▶ **Exercise requirements**: Scan the data below and report how many lines include the word "JSON". Nothing else is wanted.

▶ **Recorded information**:
##############################

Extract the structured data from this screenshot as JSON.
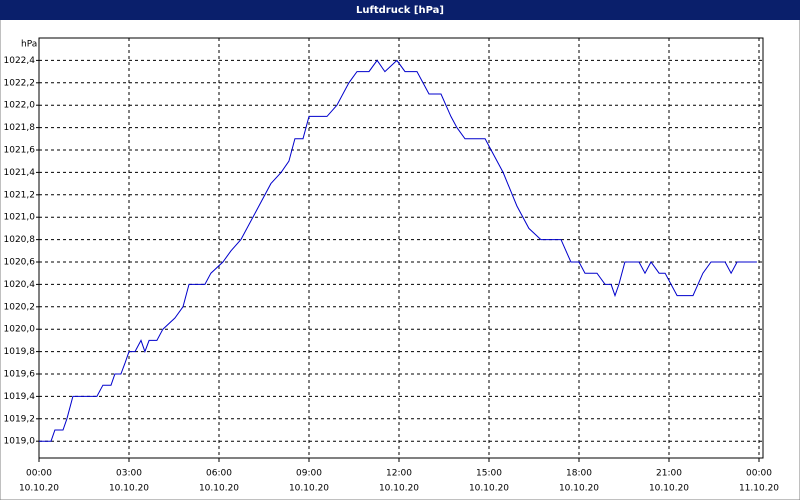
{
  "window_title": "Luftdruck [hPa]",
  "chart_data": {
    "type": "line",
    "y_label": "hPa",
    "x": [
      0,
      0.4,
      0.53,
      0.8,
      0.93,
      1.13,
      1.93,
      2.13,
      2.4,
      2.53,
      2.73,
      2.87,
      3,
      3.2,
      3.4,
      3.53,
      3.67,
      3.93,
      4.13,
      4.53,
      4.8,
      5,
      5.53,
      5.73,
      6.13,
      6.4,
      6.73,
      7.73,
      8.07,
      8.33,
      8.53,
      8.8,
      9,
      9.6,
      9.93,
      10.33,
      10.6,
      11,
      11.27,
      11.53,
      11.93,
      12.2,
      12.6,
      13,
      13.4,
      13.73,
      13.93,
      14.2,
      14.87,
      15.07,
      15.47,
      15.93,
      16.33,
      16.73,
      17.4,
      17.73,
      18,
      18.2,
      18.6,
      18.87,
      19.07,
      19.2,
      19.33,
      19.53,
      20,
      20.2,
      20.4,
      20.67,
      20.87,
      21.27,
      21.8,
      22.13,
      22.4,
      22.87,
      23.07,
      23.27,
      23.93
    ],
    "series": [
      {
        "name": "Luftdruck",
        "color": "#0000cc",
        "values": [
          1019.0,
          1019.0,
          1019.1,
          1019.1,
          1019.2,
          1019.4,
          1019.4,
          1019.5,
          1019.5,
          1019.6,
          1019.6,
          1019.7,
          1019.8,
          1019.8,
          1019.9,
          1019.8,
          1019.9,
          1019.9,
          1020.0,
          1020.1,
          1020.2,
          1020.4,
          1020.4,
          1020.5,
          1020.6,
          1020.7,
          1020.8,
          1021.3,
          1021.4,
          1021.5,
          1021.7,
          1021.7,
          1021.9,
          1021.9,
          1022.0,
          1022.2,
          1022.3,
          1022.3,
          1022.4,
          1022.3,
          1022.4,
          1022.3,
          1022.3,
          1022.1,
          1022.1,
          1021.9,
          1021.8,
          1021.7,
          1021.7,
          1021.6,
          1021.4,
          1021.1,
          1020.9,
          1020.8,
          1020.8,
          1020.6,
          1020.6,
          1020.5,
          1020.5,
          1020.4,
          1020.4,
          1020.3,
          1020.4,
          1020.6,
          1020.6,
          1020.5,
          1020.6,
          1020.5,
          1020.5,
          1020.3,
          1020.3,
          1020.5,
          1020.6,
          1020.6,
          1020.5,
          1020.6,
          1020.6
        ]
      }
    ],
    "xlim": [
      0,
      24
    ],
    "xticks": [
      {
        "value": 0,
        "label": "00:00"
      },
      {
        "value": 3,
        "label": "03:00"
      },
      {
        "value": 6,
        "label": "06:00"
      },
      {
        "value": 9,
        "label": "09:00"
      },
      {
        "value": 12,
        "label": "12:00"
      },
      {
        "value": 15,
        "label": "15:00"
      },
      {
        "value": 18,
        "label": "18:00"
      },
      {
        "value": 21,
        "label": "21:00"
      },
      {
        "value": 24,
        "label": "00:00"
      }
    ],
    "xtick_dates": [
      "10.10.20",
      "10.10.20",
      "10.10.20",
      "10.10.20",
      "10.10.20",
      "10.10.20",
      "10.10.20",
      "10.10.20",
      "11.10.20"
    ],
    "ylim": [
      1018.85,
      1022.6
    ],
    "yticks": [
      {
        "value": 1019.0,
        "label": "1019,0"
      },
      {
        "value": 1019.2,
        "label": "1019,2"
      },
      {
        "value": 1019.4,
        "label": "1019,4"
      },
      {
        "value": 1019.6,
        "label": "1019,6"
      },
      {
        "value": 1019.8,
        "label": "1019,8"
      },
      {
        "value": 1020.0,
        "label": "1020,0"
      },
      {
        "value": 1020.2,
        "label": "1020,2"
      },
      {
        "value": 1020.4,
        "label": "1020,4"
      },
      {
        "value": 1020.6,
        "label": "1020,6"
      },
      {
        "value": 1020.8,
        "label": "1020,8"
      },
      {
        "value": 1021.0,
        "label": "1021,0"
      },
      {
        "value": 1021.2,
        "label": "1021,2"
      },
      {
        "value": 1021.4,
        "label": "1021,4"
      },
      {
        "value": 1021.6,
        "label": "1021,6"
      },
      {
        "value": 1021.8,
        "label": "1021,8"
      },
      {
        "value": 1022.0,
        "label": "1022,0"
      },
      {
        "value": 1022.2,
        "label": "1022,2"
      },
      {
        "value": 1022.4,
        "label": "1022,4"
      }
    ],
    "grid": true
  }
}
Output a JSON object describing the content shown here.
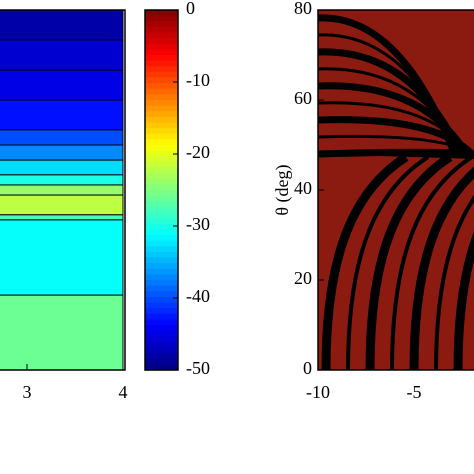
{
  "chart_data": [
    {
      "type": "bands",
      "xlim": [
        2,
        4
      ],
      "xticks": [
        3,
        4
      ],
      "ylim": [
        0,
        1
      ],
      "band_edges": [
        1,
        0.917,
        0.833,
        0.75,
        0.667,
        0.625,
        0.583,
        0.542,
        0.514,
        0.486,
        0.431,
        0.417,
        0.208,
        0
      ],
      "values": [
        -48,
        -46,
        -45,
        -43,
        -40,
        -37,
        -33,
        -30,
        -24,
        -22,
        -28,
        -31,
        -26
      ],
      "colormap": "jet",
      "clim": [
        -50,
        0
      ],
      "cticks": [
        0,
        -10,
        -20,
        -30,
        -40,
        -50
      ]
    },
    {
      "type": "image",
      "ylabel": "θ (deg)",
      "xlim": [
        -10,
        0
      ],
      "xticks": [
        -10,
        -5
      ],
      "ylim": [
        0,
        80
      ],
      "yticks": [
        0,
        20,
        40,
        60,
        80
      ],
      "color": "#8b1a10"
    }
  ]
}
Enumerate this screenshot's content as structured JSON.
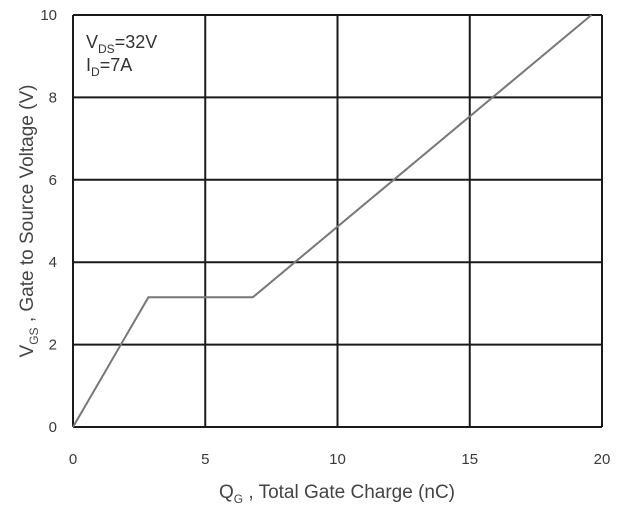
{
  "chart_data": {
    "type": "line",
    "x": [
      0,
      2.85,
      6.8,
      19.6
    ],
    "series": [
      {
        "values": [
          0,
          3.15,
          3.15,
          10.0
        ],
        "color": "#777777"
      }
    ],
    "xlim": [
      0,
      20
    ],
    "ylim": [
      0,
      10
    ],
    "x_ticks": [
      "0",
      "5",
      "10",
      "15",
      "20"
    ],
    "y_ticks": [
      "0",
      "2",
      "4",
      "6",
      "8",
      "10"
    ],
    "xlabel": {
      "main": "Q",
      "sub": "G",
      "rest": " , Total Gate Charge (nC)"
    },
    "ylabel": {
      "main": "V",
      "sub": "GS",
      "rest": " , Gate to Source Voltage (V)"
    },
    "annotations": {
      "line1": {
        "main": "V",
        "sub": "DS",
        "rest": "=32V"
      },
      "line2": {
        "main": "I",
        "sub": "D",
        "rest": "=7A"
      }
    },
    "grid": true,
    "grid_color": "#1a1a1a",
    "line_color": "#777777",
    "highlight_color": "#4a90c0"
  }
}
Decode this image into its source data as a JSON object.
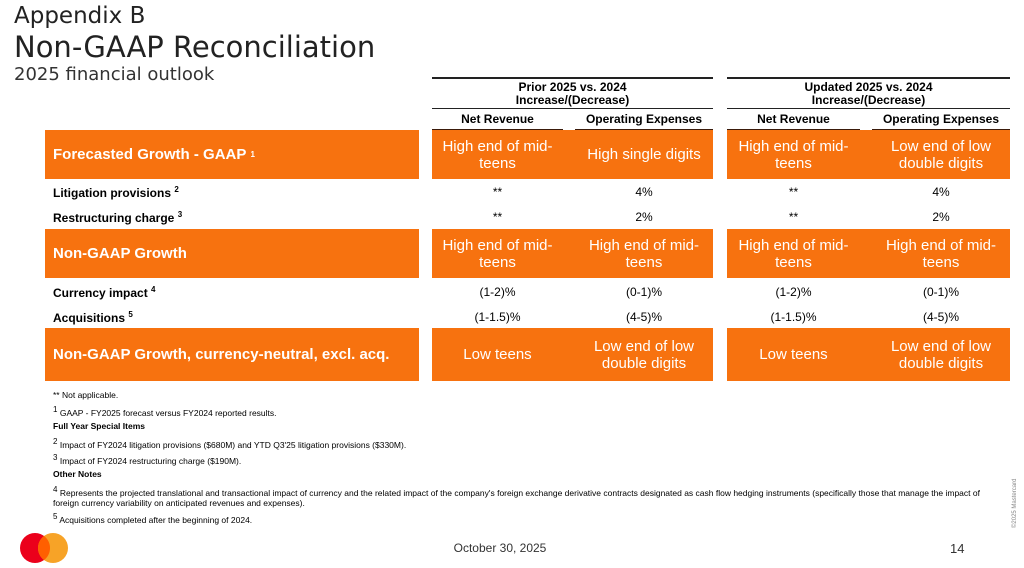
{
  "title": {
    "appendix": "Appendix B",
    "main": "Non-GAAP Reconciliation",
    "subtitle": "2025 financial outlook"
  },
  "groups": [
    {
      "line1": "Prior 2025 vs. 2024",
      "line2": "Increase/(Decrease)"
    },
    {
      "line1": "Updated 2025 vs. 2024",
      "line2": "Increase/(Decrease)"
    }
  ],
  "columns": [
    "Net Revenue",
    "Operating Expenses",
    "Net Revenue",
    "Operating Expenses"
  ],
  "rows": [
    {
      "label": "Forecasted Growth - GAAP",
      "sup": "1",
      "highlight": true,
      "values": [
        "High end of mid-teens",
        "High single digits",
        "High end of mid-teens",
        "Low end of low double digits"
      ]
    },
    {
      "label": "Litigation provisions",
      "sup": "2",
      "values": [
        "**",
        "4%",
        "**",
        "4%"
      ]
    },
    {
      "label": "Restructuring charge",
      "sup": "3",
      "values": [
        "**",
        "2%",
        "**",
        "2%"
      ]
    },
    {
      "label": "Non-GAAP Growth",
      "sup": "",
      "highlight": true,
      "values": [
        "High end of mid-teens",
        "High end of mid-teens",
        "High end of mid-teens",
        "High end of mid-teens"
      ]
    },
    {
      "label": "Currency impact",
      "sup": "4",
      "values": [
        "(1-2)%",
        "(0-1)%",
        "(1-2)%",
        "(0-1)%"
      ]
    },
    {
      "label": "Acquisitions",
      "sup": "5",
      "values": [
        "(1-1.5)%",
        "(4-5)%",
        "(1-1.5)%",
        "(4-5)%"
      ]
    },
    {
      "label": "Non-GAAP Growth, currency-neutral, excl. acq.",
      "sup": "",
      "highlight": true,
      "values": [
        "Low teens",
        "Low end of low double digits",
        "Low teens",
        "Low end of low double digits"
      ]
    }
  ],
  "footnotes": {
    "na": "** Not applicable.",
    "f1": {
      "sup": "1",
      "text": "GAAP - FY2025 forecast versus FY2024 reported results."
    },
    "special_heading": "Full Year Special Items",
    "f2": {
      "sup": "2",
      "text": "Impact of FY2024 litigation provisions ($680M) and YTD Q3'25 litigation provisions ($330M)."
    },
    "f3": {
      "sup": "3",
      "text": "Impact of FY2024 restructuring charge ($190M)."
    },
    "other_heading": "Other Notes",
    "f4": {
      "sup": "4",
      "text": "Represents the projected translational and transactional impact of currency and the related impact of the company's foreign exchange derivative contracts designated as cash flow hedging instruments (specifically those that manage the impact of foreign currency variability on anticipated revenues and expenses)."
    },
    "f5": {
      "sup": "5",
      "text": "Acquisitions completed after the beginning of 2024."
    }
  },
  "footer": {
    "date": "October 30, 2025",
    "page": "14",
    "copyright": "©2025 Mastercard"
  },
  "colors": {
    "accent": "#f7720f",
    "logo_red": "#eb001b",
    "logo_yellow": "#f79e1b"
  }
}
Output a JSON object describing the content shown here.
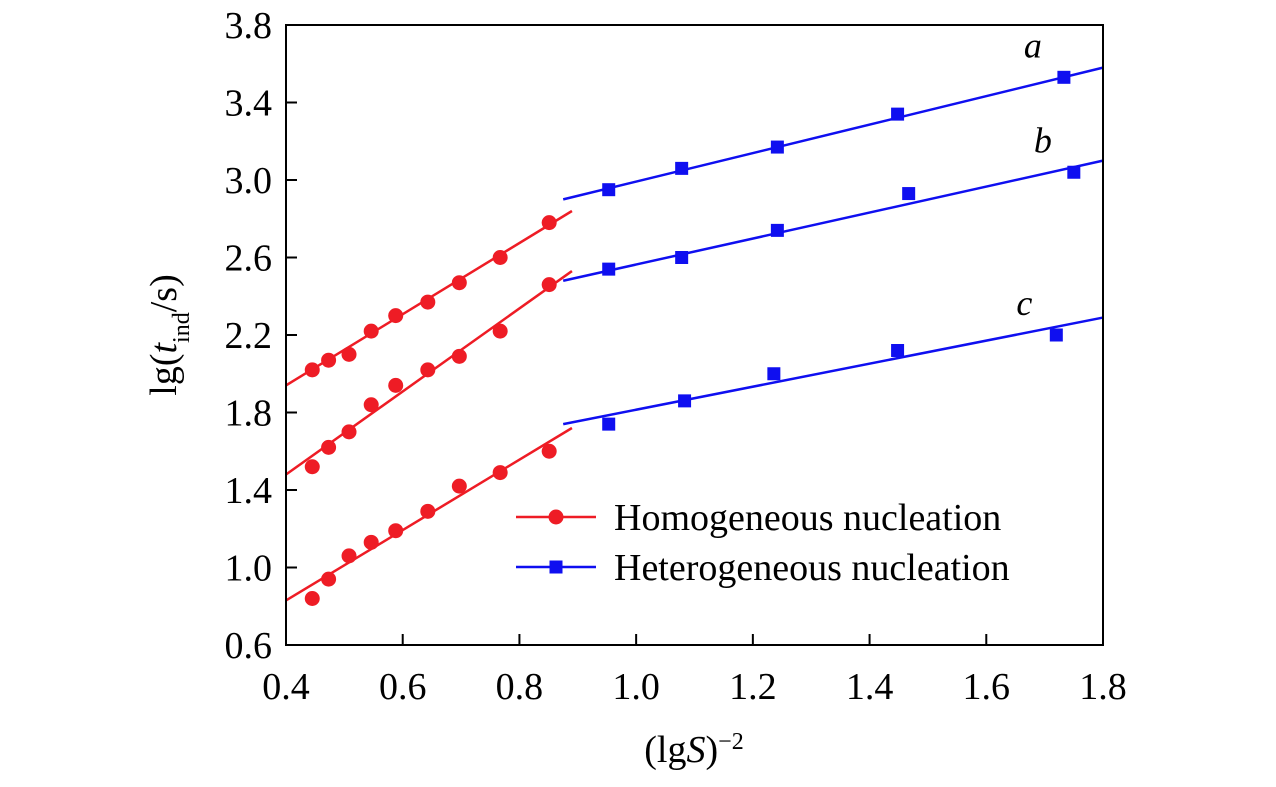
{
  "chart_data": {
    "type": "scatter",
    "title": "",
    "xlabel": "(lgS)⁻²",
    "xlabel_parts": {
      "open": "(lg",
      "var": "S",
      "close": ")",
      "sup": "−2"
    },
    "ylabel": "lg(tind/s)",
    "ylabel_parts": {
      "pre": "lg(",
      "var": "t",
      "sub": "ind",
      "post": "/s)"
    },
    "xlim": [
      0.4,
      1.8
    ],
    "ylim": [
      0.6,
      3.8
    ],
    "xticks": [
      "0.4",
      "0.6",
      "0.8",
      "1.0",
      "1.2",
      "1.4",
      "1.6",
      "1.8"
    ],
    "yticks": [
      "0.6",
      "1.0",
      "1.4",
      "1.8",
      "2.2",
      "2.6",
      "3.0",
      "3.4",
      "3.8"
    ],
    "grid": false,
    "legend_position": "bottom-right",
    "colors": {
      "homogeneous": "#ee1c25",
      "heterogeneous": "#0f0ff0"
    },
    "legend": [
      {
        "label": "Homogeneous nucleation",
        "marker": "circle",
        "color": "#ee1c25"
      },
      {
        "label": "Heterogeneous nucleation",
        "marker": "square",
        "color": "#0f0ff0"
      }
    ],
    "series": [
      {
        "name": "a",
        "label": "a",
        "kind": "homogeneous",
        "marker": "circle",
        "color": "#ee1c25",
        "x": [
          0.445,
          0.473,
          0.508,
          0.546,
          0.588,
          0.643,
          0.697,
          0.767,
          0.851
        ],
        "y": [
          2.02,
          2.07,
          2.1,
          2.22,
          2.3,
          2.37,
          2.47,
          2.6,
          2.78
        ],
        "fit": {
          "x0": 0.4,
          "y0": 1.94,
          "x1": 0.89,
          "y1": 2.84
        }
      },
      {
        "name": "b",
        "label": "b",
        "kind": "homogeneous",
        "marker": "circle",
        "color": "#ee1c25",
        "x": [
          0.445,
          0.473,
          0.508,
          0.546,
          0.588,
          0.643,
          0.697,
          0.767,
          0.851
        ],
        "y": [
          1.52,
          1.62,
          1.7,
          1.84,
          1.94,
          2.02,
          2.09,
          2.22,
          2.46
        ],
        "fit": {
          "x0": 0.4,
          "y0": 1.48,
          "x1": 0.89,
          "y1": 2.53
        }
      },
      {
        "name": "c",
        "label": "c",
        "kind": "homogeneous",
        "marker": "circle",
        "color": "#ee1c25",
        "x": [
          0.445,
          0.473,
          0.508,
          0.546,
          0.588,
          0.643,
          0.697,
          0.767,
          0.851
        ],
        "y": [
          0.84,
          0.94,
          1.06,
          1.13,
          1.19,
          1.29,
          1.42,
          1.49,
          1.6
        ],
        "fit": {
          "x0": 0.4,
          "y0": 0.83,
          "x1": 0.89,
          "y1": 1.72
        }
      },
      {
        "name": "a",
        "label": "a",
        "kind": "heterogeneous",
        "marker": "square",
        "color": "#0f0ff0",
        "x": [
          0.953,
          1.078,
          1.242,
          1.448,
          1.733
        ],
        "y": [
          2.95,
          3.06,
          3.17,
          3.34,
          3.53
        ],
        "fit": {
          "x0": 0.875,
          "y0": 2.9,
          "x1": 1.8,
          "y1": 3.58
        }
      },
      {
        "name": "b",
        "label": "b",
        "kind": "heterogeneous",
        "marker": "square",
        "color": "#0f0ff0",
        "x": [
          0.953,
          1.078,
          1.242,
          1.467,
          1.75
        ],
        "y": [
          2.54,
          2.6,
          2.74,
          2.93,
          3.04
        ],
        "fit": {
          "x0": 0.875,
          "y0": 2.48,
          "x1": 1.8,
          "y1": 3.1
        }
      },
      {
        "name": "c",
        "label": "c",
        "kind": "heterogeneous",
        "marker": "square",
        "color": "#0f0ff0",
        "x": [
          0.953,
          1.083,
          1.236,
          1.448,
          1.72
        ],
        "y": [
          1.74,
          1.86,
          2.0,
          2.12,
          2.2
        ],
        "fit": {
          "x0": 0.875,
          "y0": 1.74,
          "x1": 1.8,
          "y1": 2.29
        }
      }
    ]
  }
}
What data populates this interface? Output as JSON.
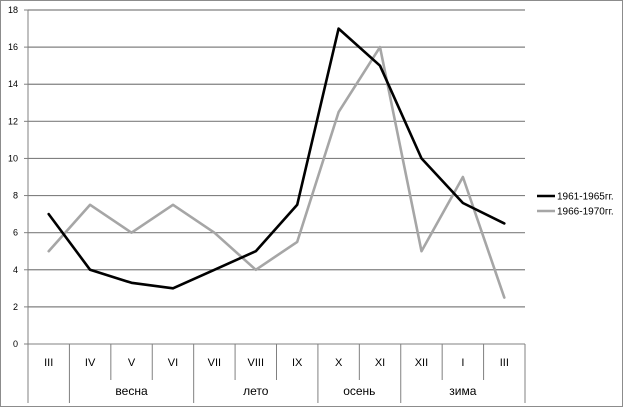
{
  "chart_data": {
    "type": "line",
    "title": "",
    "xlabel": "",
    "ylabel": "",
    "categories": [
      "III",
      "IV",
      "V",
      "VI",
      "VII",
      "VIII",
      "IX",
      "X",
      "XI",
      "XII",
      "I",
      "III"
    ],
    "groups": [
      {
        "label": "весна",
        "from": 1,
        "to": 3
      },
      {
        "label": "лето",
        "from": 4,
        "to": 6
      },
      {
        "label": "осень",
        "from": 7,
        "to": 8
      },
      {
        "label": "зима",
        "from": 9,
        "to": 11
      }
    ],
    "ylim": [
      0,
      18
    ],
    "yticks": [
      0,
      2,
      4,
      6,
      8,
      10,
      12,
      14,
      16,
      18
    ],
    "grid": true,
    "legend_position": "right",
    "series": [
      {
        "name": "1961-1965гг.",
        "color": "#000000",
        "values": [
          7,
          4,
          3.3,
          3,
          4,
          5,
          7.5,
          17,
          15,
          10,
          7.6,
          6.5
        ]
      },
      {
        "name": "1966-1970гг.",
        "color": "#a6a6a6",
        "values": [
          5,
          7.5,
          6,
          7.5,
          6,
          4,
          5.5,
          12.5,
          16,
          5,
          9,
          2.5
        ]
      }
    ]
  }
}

##############################

▶ **Task result**: 6